EXERCISE PROMPT: Look through the material and tally each line bearing the word "RFID". Give only the total.

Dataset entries
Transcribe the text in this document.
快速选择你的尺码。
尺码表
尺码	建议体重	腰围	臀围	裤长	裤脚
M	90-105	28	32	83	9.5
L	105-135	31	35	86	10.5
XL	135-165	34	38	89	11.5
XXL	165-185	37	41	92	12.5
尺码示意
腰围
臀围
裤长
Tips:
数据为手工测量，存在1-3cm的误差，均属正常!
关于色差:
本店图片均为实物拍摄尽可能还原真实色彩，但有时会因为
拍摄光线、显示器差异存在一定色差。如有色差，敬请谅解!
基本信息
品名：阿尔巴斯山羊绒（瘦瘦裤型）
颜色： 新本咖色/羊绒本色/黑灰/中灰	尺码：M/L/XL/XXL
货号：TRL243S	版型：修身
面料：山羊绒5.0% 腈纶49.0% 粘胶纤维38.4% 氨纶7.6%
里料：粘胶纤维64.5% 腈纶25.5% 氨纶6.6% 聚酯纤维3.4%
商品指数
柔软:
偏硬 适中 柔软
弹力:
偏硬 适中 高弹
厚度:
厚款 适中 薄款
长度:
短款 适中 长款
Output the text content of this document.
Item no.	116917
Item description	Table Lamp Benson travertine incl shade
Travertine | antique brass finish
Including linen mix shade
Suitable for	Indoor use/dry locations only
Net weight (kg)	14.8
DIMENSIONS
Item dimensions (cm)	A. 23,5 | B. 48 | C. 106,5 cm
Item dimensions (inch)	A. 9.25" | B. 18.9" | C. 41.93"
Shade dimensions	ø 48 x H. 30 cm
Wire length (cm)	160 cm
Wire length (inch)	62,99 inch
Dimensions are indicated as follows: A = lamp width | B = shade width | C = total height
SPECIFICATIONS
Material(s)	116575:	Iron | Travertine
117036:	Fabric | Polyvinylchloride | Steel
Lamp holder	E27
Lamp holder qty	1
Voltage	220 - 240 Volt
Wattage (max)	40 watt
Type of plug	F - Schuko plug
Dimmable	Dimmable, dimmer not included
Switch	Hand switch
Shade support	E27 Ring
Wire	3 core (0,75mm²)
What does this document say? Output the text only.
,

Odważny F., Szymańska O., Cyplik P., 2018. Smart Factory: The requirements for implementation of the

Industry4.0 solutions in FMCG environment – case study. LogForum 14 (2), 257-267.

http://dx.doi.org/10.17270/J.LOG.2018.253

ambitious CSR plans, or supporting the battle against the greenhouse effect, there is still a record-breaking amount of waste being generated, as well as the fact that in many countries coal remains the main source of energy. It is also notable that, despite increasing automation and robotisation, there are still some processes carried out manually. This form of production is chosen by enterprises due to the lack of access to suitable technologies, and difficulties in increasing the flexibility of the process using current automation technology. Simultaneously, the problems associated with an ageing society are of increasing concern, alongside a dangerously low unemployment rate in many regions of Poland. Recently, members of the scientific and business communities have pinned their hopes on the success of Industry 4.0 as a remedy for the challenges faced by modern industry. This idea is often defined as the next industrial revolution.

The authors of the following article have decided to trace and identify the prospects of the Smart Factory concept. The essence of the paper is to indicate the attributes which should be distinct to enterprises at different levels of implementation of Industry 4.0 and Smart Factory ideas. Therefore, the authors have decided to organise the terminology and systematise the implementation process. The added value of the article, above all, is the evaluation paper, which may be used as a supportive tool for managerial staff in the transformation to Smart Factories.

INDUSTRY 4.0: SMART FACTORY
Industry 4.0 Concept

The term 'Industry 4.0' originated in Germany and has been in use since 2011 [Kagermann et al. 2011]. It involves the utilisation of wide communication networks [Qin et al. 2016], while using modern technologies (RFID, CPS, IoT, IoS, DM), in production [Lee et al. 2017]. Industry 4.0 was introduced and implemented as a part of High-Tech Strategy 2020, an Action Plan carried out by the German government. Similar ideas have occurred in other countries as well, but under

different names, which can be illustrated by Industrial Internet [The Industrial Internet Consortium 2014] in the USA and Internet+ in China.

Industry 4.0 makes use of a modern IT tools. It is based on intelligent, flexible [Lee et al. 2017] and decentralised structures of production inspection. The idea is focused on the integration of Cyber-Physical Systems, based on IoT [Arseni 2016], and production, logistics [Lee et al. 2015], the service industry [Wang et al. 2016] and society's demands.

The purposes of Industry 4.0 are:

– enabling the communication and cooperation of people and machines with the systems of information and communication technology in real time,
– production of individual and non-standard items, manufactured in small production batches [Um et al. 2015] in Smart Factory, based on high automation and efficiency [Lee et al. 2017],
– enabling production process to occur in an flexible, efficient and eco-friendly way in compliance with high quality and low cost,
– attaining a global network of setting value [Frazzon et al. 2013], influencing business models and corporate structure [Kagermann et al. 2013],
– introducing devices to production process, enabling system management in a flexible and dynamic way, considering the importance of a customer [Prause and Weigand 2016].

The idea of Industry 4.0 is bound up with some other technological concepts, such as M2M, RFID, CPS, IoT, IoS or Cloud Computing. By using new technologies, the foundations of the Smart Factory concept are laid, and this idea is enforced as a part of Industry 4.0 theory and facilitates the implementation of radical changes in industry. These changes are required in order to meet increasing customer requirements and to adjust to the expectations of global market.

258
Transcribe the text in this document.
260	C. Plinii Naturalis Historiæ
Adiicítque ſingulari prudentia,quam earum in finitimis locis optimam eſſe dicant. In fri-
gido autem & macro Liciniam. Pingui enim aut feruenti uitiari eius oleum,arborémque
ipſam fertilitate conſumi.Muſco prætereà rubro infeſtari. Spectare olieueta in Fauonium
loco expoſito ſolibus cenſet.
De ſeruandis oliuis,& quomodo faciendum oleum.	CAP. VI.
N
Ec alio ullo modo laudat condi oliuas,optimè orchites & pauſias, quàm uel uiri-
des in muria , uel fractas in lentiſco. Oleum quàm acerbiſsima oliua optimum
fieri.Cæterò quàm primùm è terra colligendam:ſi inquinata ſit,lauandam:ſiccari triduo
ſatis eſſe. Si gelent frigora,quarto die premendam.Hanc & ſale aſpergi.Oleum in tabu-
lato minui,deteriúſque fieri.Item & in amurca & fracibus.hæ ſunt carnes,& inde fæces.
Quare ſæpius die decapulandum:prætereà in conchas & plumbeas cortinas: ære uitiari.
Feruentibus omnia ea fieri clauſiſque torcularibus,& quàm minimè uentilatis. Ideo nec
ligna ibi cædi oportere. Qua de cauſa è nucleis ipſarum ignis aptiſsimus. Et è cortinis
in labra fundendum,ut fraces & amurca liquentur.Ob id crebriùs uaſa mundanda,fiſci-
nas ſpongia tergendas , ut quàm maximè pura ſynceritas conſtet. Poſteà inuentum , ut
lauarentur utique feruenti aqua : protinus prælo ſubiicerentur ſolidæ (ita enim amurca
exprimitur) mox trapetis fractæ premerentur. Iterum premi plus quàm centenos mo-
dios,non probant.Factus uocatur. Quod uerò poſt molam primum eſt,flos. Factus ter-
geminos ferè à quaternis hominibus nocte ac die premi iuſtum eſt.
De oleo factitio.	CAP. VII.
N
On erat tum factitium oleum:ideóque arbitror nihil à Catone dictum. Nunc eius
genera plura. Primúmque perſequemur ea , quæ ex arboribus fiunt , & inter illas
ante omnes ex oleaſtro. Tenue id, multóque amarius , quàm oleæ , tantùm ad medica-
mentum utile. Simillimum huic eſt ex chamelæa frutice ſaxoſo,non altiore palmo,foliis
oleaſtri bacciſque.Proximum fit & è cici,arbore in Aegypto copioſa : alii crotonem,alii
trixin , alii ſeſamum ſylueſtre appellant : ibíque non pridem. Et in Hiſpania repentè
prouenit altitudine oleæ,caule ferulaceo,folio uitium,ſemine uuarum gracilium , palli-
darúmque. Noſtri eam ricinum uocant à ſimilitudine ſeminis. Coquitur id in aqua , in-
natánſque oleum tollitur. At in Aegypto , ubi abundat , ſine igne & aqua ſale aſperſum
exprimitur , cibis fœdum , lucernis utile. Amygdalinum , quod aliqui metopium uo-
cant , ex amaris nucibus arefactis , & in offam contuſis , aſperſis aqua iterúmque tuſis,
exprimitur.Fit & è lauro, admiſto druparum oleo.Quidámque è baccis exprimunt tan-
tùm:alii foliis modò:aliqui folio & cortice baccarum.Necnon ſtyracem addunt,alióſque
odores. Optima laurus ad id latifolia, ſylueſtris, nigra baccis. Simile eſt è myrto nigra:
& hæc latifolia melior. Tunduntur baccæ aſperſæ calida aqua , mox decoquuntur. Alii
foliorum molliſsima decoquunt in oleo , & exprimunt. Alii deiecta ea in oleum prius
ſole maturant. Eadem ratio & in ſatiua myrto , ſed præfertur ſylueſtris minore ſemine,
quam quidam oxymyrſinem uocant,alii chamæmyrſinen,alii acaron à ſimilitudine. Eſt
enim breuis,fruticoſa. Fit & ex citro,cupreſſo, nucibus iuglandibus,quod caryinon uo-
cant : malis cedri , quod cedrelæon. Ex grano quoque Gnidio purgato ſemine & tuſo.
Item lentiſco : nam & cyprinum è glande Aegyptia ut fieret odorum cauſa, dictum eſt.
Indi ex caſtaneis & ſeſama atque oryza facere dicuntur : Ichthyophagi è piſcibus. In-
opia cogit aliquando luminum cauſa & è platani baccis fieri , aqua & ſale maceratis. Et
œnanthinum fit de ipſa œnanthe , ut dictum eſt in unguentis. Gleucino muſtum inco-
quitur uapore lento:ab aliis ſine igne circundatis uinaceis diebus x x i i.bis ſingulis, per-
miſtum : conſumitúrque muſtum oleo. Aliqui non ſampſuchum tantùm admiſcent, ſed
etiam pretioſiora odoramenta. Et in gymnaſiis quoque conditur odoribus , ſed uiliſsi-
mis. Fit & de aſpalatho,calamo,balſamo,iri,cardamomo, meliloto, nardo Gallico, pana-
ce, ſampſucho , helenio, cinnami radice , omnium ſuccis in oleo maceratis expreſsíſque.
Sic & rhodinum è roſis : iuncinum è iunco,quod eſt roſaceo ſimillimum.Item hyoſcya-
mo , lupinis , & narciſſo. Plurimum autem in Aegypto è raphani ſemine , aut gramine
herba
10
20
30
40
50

ANSWER BELOW: 2